Collected data
#####

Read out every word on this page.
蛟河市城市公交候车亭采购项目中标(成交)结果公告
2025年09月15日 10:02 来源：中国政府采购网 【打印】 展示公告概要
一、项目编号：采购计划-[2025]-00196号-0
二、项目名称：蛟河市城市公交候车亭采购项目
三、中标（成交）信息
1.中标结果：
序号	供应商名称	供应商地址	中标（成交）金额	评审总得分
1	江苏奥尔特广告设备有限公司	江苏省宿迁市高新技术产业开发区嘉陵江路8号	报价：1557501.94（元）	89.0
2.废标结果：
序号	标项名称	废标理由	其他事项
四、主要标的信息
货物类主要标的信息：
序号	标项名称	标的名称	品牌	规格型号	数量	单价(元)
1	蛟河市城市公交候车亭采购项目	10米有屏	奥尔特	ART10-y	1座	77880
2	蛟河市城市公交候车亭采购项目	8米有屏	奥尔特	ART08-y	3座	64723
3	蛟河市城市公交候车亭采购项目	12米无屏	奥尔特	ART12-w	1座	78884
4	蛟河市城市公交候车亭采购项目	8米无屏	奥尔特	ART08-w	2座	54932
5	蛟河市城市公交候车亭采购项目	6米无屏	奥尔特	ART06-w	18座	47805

#####

WHAT IS NEEDED: Give all the records again. Match them exactly.

TASK ANSWER:
Read out every word on this page.
蛟河市城市公交候车亭采购项目中标(成交)结果公告
2025年09月15日 10:02 来源：中国政府采购网 【打印】 展示公告概要
一、项目编号：采购计划-[2025]-00196号-0
二、项目名称：蛟河市城市公交候车亭采购项目
三、中标（成交）信息
1.中标结果：
序号	供应商名称	供应商地址	中标（成交）金额	评审总得分
1	江苏奥尔特广告设备有限公司	江苏省宿迁市高新技术产业开发区嘉陵江路8号	报价：1557501.94（元）	89.0
2.废标结果：
序号	标项名称	废标理由	其他事项
四、主要标的信息
货物类主要标的信息：
序号	标项名称	标的名称	品牌	规格型号	数量	单价(元)
1	蛟河市城市公交候车亭采购项目	10米有屏	奥尔特	ART10-y	1座	77880
2	蛟河市城市公交候车亭采购项目	8米有屏	奥尔特	ART08-y	3座	64723
3	蛟河市城市公交候车亭采购项目	12米无屏	奥尔特	ART12-w	1座	78884
4	蛟河市城市公交候车亭采购项目	8米无屏	奥尔特	ART08-w	2座	54932
5	蛟河市城市公交候车亭采购项目	6米无屏	奥尔特	ART06-w	18座	47805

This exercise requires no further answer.